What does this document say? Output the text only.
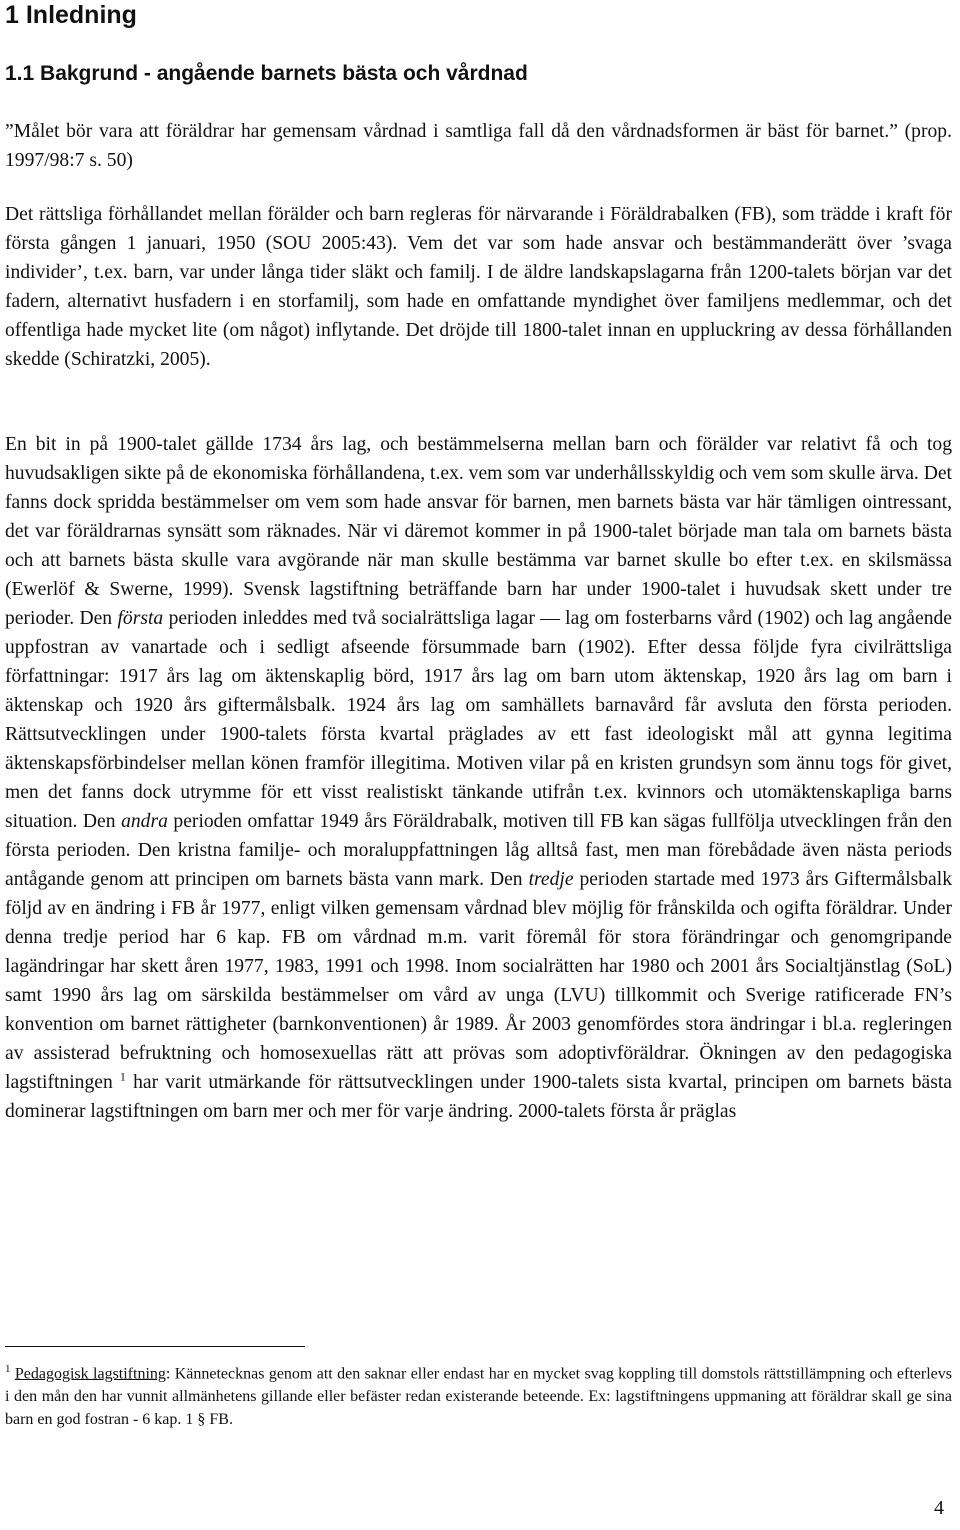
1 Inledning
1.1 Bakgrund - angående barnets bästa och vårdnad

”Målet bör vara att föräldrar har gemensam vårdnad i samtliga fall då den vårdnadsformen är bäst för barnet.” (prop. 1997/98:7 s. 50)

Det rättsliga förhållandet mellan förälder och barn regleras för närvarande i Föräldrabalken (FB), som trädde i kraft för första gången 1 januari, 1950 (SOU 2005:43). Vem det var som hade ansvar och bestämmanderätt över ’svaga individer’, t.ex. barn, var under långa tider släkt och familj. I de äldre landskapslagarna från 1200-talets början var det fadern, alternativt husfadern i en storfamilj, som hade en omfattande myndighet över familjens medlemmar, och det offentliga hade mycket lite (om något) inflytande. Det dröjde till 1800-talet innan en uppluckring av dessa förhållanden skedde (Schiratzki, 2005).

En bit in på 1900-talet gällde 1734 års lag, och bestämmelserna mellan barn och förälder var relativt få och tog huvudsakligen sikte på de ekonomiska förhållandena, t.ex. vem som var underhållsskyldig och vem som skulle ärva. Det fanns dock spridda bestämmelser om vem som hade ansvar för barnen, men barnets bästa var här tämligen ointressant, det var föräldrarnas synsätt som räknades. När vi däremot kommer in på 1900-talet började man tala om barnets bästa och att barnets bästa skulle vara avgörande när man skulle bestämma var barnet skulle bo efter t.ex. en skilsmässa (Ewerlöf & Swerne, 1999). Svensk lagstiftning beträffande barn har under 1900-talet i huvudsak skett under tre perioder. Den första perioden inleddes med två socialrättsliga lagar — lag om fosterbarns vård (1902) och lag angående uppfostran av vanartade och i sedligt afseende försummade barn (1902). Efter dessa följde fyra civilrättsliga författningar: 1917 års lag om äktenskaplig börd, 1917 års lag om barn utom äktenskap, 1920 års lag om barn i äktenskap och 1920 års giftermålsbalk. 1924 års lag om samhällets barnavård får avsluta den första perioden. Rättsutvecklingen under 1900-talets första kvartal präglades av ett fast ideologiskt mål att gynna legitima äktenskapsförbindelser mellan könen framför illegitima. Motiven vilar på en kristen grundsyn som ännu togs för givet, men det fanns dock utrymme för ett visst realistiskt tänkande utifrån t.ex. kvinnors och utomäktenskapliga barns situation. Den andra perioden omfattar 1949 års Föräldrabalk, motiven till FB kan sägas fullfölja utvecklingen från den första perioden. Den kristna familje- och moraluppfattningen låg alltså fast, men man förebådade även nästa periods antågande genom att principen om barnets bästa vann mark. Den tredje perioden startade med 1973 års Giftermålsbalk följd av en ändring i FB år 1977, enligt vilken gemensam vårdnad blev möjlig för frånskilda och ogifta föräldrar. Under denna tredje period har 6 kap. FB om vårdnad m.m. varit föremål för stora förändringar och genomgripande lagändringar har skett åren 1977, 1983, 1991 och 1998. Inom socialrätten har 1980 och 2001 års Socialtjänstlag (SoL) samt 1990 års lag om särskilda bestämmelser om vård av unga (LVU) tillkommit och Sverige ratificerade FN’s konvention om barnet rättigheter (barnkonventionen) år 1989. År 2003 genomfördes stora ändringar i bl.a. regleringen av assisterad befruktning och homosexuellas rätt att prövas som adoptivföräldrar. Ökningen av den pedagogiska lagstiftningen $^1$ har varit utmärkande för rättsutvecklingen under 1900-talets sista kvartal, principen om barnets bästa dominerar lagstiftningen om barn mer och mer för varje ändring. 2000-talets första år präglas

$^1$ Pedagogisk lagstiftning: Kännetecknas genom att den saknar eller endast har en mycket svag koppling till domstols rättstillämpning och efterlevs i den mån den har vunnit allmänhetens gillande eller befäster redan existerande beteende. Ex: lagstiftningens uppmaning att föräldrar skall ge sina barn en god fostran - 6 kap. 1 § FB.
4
────────
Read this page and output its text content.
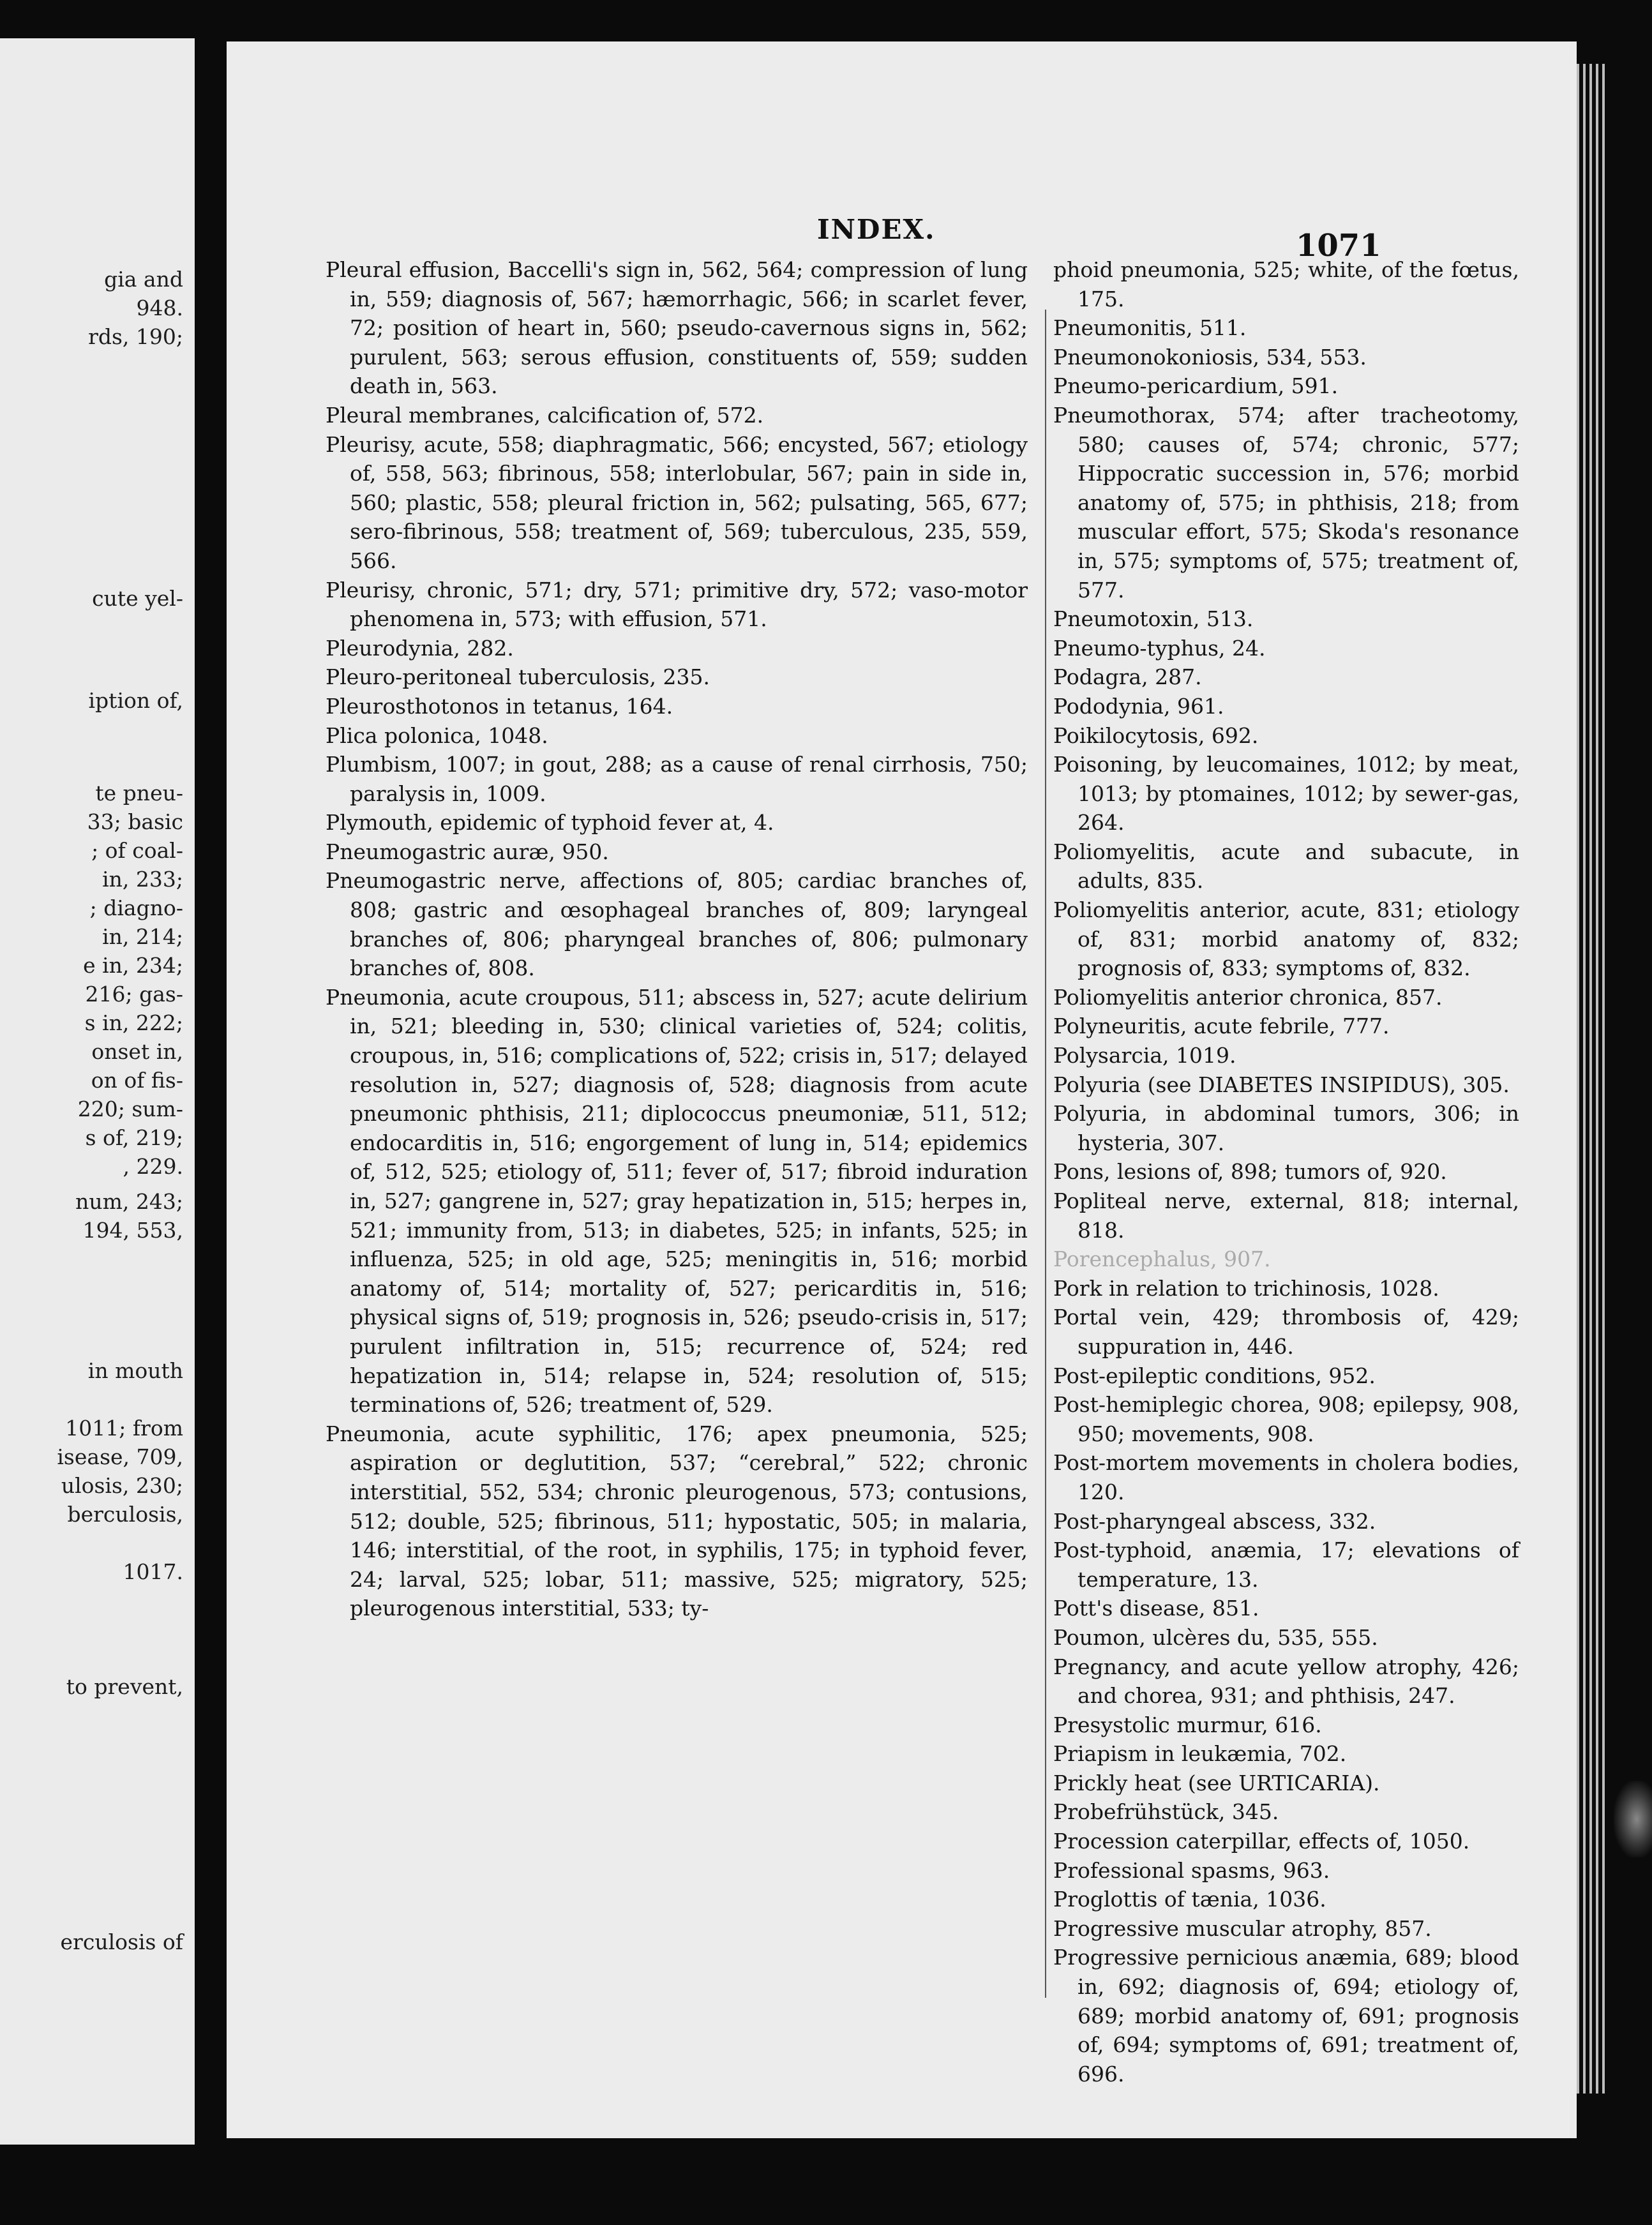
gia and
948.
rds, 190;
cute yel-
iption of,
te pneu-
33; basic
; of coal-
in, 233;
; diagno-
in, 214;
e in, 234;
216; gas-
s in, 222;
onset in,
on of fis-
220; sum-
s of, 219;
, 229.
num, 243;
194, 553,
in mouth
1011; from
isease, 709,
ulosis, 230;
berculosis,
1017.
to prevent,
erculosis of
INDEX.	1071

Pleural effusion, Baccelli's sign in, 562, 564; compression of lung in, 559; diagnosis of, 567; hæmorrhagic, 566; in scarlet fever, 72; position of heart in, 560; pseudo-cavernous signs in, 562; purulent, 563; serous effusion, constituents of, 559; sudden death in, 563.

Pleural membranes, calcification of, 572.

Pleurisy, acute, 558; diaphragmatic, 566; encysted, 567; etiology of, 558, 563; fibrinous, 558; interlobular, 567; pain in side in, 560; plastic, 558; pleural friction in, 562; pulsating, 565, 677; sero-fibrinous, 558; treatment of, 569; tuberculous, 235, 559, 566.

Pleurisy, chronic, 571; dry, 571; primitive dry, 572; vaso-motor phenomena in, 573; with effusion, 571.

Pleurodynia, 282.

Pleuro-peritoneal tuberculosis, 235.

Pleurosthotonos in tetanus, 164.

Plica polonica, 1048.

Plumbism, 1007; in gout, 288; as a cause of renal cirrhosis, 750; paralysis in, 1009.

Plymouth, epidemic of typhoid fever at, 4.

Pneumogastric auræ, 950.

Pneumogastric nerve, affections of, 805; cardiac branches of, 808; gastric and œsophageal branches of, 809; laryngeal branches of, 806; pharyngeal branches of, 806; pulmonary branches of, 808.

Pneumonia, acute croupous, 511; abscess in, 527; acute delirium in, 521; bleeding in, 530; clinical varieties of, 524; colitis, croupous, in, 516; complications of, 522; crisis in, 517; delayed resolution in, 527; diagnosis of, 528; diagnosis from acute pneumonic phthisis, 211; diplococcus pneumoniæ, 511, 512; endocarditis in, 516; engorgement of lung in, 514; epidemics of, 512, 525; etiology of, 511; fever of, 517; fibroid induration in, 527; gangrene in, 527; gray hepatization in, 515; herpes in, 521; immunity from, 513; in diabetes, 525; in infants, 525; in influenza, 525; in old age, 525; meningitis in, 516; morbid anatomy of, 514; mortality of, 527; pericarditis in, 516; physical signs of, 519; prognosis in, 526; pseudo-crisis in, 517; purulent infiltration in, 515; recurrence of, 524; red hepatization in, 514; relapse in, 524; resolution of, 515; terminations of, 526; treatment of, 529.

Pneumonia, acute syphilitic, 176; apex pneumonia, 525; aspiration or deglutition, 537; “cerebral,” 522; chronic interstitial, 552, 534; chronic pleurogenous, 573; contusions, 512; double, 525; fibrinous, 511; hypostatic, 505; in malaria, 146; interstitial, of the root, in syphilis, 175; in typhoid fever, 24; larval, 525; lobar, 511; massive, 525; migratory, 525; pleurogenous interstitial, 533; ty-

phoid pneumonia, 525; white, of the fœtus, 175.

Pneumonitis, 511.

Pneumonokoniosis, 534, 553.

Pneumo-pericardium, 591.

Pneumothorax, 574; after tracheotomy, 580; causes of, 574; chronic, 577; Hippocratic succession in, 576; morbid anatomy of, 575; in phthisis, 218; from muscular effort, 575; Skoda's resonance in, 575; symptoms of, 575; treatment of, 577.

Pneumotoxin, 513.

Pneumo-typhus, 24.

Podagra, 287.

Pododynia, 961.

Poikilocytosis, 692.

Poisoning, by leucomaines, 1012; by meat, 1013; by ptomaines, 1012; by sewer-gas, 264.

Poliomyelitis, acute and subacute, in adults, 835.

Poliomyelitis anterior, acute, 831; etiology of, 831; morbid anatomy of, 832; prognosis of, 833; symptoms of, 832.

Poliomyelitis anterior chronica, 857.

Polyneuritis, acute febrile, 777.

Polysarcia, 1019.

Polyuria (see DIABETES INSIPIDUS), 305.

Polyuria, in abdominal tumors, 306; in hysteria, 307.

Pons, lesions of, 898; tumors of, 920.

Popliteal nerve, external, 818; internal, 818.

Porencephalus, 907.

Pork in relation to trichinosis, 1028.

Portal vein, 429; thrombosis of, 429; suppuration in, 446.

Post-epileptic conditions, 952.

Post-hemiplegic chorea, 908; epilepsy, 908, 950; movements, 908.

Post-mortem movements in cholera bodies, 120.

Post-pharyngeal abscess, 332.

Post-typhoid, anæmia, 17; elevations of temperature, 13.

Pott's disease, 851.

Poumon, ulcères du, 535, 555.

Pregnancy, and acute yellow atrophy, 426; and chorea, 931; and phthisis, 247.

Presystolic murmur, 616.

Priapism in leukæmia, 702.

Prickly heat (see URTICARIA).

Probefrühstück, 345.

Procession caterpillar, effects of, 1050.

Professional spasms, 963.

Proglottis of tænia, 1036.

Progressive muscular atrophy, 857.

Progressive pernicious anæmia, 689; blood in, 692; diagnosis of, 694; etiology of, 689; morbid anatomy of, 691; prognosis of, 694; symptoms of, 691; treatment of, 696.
────────
*TASK DESCRIPTION*
Check each line above for the string "chorea" and copy the ones that have it.

*RESPONSE TO THE EXERCISE*
Post-hemiplegic chorea, 908; epilepsy, 908, 950; movements, 908.
Pregnancy, and acute yellow atrophy, 426; and chorea, 931; and phthisis, 247.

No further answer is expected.